ATTIVITÀ:
1) Nel testo sul progetto a bordo del brigantino Nave Italia, che età avevano i ragazzi che hanno partecipato alla navigazione?
2) Riproduci fedelmente il testo sul progetto a bordo del brigantino Nave Italia, da "La terapia dell'avventura" a "quelli dell'età adulta.", estremi compresi.

SEGMENTO DEL DOCUMENTO:
────────────────────

02/06/2026
🔵 "Real or Reel?”: 10 giovani a bordo del brigantino Nave Italia
🔹 Dal 19 al 23 maggio, 10 ragazzi e giovani adulti tra i 16 e i 19 anni in carico ai servizi della nostra Azienda hanno vissuto cinque giorni straordinari in mare aperto a bordo del Brigantino della Fondazione "Tender to Nave Italia". Accompagnati dall'equipaggio della Marina Militare, dalla nostra équipe multidisciplinare e dal project manager della Fondazione, sono stati i protagonisti del progetto “Navigando le onde emotive nel processo di transizione dai servizi di salute mentale per l’età evolutiva a quelli per l’età adulta - Real or Reel?”, confermato anche per il 2026.
L'espressione "Real or Reel?", vuole esplorare la distanza tra la vita filtrata dei social network (Reel) e l'autenticità delle emozioni vissute (Real) con l'obiettivo di sviluppare strumenti utili a riconoscere, esprimere e regolare proprie emozioni affinando competenze relazionali e capacità decisionali.
La terapia dell'avventura come cuore pulsante di un percorso terapeutico della durata di un anno che si articola in una prima fase di preparazione e avvicinamento all’esperienza, una seconda di navigazione e una terza conclusiva dedicata alla rielaborazione e al consolidamento del percorso. Il focus di questa terza edizione è accompagnare i ragazzi nel complesso ma importante passaggio della transizione: dai servizi di salute mentale dell'infanzia e adolescenza a quelli dell'età adulta.
🔹 La navigazione è finita, ma il viaggio continua. Nei prossimi mesi si aprirà la terza fase del progetto: le strategie apprese a bordo (autonomia, cooperazione, responsabilità) verranno consolidati con servizi per accompagnare la trasformazione a strumenti quotidiani per affrontare le sfide della vita di tutti i giorni .L'iniziativa, promossa dalla Fondazione "Tender to Nave Italia", ha visto la partecipazione del Dipartimento di Salute Mentale e Dipendenze e del Dipartimento del Servizio Sociale, con il contributo del Dipartimento Infermieristico Ostetrico e del Dipartimento delle Professioni tecnico sanitarie.
Un ringraziamento a tutti i professionisti coinvolti, ma soprattutto ai ragazzi che con coraggio hanno affrontato questa splendida sfida.

────────────────────

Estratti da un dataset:

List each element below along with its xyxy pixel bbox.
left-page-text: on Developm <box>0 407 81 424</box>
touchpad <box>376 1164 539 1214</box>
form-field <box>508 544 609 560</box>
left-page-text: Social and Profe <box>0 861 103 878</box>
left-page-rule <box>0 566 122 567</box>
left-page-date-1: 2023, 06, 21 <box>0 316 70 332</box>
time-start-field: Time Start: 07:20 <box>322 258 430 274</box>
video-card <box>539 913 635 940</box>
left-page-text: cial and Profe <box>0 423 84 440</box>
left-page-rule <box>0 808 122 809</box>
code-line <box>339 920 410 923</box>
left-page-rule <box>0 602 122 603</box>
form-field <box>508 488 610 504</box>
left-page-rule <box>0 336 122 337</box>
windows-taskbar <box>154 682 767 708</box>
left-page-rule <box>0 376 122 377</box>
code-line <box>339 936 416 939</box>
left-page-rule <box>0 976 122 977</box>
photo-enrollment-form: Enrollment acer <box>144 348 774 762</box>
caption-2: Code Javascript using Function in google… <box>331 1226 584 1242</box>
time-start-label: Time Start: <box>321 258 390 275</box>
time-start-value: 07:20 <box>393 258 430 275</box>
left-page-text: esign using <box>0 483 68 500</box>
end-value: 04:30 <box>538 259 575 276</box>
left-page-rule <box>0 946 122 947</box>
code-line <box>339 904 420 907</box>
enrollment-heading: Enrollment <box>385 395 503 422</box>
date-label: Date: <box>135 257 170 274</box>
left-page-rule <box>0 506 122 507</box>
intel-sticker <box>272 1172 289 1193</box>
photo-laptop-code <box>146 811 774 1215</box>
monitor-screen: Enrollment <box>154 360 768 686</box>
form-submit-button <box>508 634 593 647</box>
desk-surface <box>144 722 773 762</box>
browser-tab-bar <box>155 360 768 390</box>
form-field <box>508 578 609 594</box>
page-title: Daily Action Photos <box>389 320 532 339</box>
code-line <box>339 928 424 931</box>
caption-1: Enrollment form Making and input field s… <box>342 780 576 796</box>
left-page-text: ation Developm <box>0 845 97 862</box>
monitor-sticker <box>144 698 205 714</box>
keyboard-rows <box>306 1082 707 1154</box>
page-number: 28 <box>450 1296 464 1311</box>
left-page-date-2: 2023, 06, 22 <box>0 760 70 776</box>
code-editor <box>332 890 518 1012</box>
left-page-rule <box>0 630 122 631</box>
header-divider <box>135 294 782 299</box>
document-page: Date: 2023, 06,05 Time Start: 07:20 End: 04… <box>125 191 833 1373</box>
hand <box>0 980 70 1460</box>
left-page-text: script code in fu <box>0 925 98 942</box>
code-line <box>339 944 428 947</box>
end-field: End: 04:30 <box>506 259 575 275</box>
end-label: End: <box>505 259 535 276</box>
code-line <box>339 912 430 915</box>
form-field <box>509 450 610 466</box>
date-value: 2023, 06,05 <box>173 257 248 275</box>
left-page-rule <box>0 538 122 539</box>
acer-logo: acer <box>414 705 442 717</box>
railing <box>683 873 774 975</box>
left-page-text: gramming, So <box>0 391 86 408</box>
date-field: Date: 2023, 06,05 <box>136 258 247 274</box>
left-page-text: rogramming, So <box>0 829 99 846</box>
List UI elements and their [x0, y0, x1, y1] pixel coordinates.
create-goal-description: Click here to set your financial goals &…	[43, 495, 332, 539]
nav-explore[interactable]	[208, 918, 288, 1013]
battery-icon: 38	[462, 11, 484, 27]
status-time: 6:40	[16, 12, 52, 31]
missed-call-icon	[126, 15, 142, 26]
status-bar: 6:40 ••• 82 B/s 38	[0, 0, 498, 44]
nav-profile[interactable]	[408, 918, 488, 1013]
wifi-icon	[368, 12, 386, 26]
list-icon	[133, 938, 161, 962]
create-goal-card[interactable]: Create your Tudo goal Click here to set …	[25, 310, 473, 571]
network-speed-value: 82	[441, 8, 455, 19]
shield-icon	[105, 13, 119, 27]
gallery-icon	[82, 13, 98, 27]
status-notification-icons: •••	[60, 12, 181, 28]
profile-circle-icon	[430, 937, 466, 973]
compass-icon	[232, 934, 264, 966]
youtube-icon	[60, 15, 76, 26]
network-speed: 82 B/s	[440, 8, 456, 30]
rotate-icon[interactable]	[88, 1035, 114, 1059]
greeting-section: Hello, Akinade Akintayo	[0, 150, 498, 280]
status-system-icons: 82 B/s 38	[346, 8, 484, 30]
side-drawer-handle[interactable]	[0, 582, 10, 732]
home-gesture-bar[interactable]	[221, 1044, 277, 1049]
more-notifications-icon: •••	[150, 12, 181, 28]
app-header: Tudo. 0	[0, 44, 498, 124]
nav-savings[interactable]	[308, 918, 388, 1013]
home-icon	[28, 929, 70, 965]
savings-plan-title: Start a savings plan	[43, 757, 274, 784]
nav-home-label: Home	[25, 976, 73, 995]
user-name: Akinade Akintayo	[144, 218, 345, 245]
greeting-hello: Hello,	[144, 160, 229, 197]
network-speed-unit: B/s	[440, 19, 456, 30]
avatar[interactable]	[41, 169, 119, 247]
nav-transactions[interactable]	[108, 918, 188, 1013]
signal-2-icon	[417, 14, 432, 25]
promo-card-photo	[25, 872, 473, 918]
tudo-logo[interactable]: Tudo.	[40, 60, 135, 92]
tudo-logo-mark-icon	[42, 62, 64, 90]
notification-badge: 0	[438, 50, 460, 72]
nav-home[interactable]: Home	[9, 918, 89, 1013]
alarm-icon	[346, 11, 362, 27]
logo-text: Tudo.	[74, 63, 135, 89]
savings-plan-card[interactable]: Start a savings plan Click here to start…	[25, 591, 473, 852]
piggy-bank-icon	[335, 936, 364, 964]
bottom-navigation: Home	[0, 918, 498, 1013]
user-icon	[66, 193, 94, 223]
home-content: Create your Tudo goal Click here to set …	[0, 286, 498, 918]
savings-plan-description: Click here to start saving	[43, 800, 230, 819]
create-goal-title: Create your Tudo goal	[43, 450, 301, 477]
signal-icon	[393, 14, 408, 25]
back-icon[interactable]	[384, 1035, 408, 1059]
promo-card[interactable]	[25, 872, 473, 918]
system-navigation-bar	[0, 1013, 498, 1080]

────────────────────

RISULTATI ATTESI:
1) Tra i 16 e i 19 anni.

2)
La terapia dell'avventura come cuore pulsante di un percorso terapeutico della durata di un anno che si articola in una prima fase di preparazione e avvicinamento all’esperienza, una seconda di navigazione e una terza conclusiva dedicata alla rielaborazione e al consolidamento del percorso. Il focus di questa terza edizione è accompagnare i ragazzi nel complesso ma importante passaggio della transizione: dai servizi di salute mentale dell'infanzia e adolescenza a quelli dell'età adulta.